=== Data section ===

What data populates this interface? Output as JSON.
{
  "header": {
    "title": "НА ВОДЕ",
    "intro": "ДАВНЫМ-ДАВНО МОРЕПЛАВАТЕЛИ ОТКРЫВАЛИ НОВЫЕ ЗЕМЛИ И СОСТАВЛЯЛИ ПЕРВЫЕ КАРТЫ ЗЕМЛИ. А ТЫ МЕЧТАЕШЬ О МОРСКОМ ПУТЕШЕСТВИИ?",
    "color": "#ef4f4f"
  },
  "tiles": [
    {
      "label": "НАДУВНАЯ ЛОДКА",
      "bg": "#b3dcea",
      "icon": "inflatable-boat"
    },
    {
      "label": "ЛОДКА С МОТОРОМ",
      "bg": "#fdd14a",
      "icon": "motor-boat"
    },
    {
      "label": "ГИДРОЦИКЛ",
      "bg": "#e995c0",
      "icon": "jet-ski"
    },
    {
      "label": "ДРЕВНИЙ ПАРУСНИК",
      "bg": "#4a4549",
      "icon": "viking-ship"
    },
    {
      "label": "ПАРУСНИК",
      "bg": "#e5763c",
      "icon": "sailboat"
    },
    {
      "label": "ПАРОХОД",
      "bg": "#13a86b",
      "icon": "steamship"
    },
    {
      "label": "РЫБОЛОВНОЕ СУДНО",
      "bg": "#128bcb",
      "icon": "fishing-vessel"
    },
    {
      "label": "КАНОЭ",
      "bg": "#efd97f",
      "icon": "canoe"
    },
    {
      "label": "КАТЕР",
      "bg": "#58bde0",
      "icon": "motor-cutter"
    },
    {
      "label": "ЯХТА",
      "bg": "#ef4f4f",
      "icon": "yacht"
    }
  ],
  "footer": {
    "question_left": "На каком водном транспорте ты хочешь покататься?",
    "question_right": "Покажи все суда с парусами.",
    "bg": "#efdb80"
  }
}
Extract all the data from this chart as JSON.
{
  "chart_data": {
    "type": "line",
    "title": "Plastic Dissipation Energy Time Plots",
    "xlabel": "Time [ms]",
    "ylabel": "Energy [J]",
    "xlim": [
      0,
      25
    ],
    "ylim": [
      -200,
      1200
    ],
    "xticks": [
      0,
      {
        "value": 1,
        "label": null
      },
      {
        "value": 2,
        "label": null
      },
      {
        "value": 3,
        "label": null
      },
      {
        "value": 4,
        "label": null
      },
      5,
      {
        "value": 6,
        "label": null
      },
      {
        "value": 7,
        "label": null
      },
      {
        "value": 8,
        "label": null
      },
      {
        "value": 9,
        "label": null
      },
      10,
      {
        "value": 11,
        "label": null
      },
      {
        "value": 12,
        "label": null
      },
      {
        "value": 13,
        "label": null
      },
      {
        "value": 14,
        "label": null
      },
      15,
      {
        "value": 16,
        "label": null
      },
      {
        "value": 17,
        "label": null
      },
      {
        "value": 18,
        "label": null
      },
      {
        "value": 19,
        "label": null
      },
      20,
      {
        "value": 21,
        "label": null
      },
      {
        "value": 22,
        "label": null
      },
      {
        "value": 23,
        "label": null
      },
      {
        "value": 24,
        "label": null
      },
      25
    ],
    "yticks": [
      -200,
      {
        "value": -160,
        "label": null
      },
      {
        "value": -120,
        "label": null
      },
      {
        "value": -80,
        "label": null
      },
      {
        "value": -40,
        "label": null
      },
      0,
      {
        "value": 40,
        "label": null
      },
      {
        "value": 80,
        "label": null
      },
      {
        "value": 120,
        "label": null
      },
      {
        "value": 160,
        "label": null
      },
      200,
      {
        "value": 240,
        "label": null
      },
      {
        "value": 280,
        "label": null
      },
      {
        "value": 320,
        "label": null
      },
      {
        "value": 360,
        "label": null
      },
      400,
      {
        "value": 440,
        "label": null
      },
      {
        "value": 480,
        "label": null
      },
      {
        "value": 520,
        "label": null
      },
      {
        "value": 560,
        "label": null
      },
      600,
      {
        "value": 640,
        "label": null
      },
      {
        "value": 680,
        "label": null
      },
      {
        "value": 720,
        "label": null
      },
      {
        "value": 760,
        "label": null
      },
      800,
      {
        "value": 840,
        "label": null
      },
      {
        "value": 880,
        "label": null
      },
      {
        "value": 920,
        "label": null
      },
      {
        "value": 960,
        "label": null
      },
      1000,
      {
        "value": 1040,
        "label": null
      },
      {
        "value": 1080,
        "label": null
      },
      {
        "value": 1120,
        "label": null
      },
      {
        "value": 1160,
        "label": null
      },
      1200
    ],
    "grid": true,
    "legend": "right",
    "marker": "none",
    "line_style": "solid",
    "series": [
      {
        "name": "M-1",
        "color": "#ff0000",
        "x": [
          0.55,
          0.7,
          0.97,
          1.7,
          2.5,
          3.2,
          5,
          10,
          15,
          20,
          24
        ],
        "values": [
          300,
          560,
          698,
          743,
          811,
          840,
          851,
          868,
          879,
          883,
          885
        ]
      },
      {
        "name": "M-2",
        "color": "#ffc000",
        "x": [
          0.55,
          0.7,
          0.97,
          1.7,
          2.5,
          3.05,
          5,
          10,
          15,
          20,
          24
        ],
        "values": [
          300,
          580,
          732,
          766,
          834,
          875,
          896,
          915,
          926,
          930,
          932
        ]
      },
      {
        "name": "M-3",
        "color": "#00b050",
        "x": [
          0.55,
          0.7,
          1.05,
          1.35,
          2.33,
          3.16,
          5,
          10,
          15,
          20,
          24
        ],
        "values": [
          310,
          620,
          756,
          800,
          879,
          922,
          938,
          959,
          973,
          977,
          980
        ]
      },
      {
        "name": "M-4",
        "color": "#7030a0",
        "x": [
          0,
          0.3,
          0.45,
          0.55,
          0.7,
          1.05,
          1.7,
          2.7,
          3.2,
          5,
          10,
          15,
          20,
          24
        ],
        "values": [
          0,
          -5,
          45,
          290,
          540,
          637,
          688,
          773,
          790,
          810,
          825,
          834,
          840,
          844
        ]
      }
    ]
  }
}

===

Your goal ▸ In the records above, locate each line with the word "color". Copy all such lines.

Answer ▸
    "color": "#ef4f4f"
        "color": "#ff0000",
        "color": "#ffc000",
        "color": "#00b050",
        "color": "#7030a0",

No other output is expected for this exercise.